What to work on -> Copy every line of the records below where the word "press" occurs.

Dataset ->
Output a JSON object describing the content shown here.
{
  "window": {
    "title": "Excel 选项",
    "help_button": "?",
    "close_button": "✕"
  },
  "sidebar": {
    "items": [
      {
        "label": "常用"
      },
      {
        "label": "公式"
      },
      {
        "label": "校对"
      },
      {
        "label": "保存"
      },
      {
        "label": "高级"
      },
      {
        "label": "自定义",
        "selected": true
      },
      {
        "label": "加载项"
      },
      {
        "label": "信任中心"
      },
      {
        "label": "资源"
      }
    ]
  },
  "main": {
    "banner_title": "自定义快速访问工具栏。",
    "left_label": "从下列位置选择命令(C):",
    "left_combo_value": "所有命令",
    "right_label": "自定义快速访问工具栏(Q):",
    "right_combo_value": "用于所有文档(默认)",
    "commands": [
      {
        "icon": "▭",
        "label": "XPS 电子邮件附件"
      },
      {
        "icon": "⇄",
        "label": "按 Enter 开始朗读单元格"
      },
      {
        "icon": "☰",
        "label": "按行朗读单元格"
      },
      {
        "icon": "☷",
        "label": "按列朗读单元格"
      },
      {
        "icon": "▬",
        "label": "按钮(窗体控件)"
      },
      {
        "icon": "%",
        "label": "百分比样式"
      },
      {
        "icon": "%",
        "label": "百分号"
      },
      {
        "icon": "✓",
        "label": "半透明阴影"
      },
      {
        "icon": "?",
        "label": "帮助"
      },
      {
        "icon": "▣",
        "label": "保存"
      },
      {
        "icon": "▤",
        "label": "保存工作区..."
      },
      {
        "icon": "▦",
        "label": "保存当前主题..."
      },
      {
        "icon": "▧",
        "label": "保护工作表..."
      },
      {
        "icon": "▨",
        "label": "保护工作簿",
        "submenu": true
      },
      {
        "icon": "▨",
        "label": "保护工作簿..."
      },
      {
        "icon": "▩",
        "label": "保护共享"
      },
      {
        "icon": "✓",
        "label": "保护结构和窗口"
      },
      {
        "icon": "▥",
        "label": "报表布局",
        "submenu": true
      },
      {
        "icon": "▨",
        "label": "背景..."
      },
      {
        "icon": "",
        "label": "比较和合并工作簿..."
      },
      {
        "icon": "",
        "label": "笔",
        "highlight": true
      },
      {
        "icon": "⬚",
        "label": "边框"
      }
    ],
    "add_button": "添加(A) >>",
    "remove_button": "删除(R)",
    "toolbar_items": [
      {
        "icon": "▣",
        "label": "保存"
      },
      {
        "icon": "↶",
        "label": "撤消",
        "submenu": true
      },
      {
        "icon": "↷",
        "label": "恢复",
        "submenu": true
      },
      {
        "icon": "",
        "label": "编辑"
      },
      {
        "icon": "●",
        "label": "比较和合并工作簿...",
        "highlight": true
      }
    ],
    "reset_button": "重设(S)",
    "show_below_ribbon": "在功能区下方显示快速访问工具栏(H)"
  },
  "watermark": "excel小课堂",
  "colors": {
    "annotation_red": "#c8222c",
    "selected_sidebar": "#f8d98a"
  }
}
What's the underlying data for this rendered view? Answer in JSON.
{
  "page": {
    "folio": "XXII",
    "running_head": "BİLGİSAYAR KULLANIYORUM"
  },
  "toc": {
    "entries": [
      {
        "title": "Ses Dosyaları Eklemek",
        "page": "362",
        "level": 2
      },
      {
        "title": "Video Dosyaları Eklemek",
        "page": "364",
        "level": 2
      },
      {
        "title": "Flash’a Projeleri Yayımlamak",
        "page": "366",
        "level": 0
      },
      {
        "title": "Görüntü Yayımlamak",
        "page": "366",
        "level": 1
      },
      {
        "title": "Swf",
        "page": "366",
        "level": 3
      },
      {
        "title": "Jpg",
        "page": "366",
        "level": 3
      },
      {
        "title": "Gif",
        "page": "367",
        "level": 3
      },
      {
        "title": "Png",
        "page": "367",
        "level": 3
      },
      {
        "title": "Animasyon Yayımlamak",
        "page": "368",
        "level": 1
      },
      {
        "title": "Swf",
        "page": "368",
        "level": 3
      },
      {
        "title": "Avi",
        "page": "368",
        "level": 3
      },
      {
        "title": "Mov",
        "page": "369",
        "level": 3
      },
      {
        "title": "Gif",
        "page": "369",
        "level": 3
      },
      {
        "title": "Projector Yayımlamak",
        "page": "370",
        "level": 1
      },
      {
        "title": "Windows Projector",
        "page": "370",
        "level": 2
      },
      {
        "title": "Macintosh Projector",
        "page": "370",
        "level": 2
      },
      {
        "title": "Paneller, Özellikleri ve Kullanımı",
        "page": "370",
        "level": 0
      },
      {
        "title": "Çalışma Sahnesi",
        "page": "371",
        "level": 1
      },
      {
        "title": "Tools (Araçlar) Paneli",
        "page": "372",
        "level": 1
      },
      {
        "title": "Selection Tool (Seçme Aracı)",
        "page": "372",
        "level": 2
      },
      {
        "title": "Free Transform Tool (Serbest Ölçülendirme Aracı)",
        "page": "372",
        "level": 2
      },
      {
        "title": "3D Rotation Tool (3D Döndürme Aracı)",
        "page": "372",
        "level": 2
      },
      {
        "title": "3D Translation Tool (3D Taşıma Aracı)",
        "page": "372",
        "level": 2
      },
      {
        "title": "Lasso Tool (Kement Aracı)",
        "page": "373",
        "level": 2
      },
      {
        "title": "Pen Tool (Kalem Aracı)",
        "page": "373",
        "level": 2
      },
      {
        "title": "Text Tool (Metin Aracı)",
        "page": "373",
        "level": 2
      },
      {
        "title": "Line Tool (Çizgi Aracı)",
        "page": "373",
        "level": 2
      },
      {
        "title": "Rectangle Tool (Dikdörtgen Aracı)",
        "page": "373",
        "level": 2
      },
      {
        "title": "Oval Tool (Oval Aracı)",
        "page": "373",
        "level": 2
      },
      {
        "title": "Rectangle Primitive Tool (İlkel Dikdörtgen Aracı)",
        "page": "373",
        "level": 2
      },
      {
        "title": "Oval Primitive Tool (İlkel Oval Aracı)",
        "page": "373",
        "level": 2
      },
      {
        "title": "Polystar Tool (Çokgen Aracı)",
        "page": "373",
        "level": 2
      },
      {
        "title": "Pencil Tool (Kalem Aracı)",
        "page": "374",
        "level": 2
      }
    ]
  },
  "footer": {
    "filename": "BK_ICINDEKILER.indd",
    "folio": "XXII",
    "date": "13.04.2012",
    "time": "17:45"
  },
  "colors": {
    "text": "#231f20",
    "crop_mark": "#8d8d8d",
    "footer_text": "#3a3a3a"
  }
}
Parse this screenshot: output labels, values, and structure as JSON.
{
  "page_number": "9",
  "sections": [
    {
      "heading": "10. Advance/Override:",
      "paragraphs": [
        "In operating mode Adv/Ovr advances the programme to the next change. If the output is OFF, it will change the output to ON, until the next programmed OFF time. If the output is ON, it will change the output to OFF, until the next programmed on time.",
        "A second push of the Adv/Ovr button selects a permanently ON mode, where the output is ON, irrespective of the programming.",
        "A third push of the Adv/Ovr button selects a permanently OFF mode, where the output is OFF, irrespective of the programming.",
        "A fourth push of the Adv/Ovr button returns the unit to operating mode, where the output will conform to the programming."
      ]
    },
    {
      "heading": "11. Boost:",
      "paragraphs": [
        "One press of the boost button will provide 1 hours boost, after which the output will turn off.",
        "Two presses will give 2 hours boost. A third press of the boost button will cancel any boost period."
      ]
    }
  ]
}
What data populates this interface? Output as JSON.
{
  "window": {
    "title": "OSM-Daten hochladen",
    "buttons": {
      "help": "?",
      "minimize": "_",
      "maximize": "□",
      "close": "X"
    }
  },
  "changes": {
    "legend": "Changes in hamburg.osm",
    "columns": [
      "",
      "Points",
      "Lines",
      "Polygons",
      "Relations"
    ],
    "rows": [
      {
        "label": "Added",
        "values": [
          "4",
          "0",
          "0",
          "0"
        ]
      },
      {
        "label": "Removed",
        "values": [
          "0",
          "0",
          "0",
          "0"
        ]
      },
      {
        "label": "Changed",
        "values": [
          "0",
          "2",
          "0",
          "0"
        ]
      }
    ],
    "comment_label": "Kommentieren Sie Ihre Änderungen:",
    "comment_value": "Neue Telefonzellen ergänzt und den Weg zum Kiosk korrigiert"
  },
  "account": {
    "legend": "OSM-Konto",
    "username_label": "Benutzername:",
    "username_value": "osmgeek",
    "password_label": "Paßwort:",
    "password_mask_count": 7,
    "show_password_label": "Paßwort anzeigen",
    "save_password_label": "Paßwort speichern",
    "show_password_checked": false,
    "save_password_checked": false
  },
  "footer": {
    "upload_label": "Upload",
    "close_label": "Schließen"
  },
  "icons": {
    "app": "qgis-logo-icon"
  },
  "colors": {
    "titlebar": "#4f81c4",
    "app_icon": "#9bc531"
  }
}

Exercise result ->
        "One press of the boost button will provide 1 hours boost, after which the output will turn off.",
        "Two presses will give 2 hours boost. A third press of the boost button will cancel any boost period."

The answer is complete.